**TASK STATEMENT**.
Using the data below, gather each line that includes the word "niet".

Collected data

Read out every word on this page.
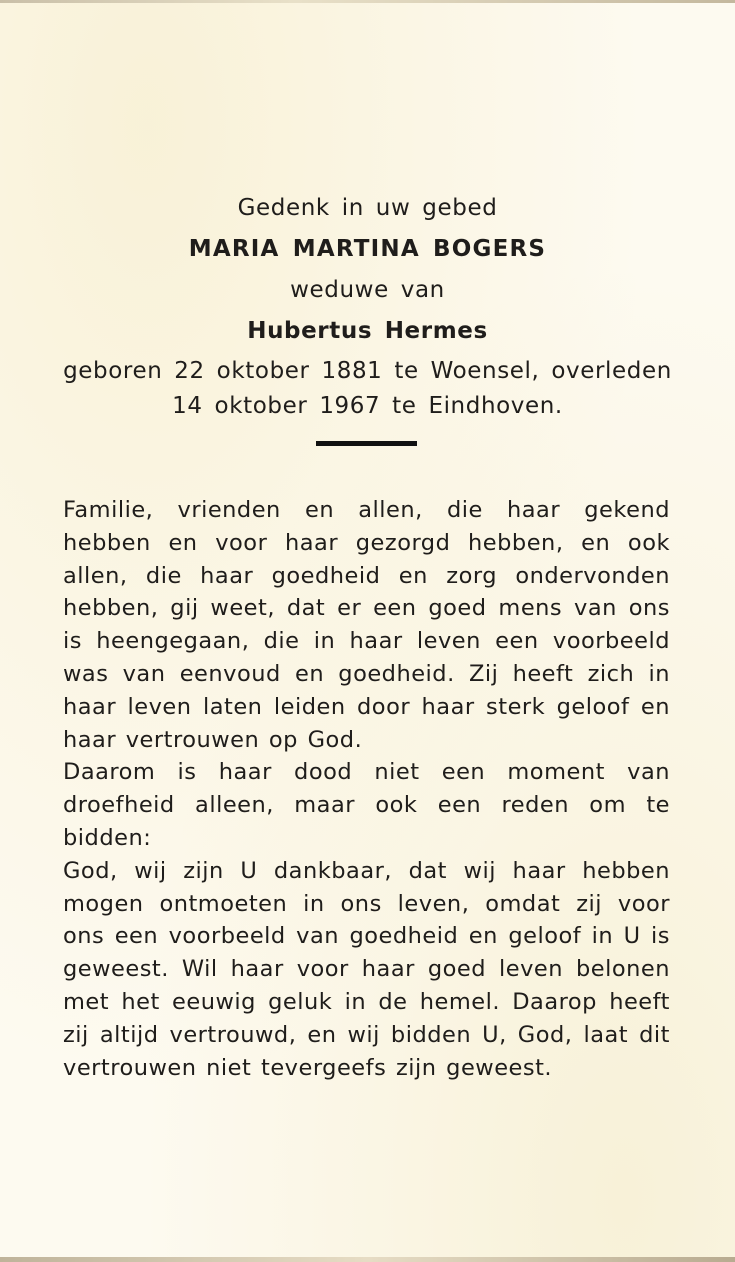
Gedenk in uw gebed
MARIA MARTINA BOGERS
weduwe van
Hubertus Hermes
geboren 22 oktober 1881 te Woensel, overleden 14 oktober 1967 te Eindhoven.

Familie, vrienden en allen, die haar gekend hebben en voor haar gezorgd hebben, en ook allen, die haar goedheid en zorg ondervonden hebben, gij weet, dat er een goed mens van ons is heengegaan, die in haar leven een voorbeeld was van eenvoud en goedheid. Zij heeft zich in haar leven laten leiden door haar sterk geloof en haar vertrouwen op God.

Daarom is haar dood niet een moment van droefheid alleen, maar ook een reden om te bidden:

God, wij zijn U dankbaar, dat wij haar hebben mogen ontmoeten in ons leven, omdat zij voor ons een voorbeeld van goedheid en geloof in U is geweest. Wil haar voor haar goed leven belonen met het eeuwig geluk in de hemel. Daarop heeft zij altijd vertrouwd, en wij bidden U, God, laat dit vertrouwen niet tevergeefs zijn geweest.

* * *

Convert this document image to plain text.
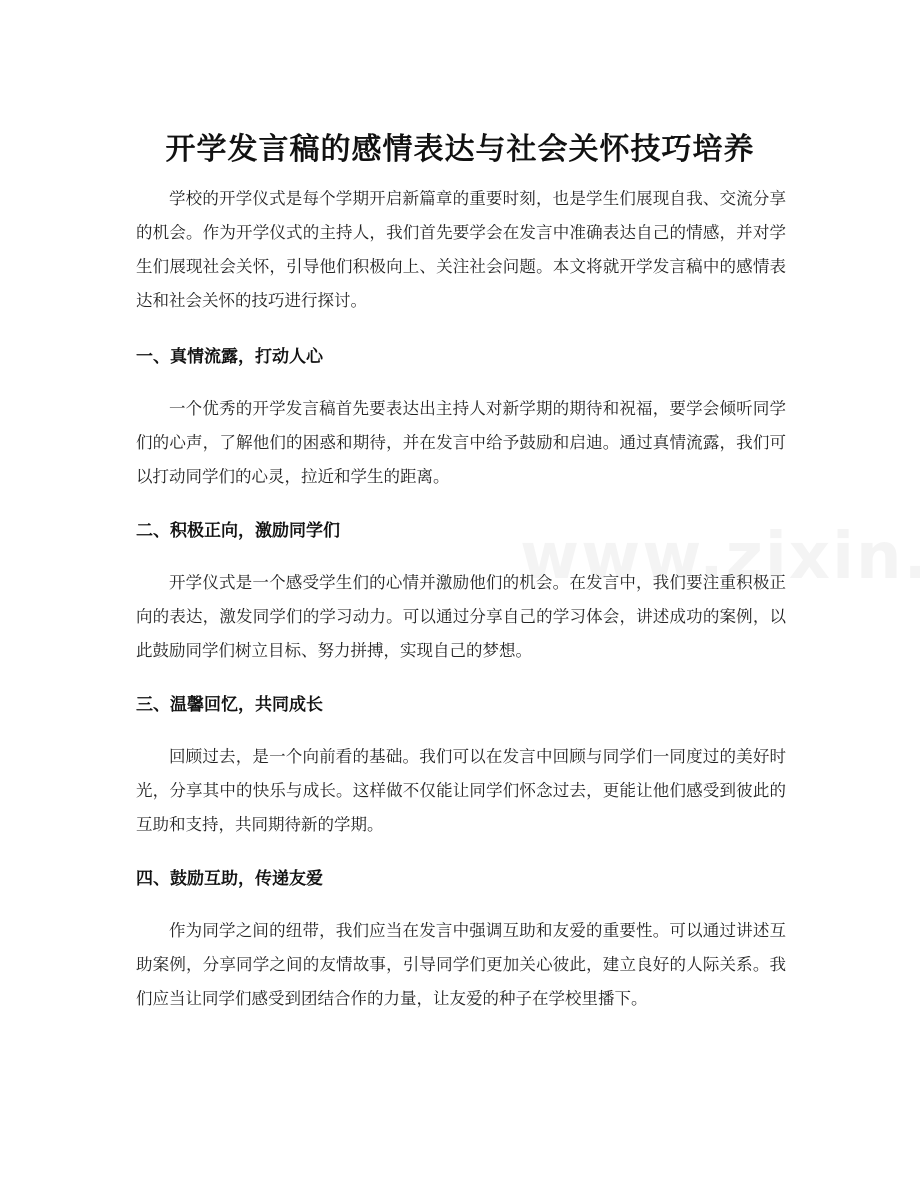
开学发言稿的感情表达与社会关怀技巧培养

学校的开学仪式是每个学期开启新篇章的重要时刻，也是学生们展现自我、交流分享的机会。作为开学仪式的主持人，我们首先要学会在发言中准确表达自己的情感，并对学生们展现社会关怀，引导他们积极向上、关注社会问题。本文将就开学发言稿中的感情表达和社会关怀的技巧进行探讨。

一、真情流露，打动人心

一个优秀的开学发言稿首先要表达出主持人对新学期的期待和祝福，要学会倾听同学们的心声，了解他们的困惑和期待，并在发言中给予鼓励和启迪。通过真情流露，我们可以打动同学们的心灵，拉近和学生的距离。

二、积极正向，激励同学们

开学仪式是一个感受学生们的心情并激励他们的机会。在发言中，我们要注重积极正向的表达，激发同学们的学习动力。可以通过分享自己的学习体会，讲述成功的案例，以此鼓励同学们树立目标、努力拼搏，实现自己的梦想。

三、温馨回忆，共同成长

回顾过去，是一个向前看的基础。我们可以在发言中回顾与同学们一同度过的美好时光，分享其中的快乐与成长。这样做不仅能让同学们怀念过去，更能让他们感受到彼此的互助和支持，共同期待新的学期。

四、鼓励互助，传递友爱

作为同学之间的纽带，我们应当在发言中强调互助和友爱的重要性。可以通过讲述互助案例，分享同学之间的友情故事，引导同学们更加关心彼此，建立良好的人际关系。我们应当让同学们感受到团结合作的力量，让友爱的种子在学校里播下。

**REPLY TO THE EXERCISE**.
Daarom is haar dood niet een moment van droefheid alleen, maar ook een reden om te bidden:
God, wij zijn U dankbaar, dat wij haar hebben mogen ontmoeten in ons leven, omdat zij voor ons een voorbeeld van goedheid en geloof in U is geweest. Wil haar voor haar goed leven belonen met het eeuwig geluk in de hemel. Daarop heeft zij altijd vertrouwd, en wij bidden U, God, laat dit vertrouwen niet tevergeefs zijn geweest.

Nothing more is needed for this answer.